[Collected data]
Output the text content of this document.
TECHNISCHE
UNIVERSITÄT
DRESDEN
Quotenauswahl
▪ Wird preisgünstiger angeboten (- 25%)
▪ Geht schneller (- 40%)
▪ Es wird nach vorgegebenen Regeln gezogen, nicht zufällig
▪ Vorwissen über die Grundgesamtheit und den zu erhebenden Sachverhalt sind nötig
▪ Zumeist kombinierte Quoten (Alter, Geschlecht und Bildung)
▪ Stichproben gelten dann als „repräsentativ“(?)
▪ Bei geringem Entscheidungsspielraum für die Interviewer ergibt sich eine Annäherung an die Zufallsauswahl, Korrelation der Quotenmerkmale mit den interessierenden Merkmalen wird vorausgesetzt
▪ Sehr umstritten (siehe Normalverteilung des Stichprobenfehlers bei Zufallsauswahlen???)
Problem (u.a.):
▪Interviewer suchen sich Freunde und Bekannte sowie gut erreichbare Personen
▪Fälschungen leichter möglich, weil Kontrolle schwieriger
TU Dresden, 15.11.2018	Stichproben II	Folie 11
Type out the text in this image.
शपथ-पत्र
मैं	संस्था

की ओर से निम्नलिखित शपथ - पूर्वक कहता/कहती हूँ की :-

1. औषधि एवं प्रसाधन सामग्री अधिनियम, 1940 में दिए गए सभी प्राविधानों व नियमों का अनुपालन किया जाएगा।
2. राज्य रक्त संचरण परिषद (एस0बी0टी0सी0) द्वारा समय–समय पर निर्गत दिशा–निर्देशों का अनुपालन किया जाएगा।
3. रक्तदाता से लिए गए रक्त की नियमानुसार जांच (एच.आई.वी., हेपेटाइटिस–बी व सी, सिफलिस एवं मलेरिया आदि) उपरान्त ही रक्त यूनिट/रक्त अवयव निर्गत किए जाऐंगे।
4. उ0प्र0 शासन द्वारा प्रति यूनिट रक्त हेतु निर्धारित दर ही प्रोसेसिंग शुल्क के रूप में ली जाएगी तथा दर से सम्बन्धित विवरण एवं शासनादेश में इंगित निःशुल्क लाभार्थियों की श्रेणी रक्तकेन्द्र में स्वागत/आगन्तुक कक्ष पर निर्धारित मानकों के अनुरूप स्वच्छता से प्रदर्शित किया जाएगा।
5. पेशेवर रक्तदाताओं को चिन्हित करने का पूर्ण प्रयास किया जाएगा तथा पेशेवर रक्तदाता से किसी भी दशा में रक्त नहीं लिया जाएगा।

» WHAT THE TASK REQUIRES: Gather each line holding the string "sich".

» SOLVED PROBLEM:
▪ Bei geringem Entscheidungsspielraum für die Interviewer ergibt sich eine Annäherung an die Zufallsauswahl, Korrelation der Quotenmerkmale mit den interessierenden Merkmalen wird vorausgesetzt
▪Interviewer suchen sich Freunde und Bekannte sowie gut erreichbare Personen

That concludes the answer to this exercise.